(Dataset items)
--- --- ---
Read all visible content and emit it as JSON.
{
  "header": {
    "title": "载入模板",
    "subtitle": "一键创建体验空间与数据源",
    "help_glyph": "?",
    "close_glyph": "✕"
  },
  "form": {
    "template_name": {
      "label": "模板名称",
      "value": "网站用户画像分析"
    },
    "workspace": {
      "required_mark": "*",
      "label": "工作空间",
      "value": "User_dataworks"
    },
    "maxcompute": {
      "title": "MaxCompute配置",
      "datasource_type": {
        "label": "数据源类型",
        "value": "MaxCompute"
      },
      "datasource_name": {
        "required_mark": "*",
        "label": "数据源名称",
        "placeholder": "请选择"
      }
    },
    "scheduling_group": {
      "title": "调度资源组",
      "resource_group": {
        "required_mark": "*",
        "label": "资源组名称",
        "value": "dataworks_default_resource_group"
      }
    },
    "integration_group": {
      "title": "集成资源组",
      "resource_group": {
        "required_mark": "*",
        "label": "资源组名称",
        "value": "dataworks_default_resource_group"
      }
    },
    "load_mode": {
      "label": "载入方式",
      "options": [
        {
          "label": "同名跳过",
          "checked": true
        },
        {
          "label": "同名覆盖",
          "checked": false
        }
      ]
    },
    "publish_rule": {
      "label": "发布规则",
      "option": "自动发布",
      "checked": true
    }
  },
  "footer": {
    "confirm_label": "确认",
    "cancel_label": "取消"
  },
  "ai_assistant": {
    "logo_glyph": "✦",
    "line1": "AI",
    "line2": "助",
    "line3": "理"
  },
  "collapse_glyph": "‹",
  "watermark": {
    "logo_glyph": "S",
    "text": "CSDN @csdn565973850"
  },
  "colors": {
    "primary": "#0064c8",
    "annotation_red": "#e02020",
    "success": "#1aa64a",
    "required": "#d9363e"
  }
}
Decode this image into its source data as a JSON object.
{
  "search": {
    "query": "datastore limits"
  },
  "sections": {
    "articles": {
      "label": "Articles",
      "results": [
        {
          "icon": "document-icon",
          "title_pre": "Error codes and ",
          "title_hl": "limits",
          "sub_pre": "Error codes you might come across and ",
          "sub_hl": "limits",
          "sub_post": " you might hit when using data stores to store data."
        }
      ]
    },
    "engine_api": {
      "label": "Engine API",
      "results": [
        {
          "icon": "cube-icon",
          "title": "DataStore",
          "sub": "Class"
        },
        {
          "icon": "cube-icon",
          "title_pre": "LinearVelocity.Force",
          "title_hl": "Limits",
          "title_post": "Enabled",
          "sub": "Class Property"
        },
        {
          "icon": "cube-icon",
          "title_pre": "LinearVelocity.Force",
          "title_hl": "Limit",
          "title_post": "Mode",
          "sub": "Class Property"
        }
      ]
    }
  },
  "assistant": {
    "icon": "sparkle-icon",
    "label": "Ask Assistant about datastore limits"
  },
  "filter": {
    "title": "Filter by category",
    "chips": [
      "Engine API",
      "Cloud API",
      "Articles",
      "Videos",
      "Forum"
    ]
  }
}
--- --- ---
Reproduce only the lines running from the one with "Decode this image" through the final line of the listing above, both ends included.

Decode this image into its source data as a JSON object.
{
  "search": {
    "query": "datastore limits"
  },
  "sections": {
    "articles": {
      "label": "Articles",
      "results": [
        {
          "icon": "document-icon",
          "title_pre": "Error codes and ",
          "title_hl": "limits",
          "sub_pre": "Error codes you might come across and ",
          "sub_hl": "limits",
          "sub_post": " you might hit when using data stores to store data."
        }
      ]
    },
    "engine_api": {
      "label": "Engine API",
      "results": [
        {
          "icon": "cube-icon",
          "title": "DataStore",
          "sub": "Class"
        },
        {
          "icon": "cube-icon",
          "title_pre": "LinearVelocity.Force",
          "title_hl": "Limits",
          "title_post": "Enabled",
          "sub": "Class Property"
        },
        {
          "icon": "cube-icon",
          "title_pre": "LinearVelocity.Force",
          "title_hl": "Limit",
          "title_post": "Mode",
          "sub": "Class Property"
        }
      ]
    }
  },
  "assistant": {
    "icon": "sparkle-icon",
    "label": "Ask Assistant about datastore limits"
  },
  "filter": {
    "title": "Filter by category",
    "chips": [
      "Engine API",
      "Cloud API",
      "Articles",
      "Videos",
      "Forum"
    ]
  }
}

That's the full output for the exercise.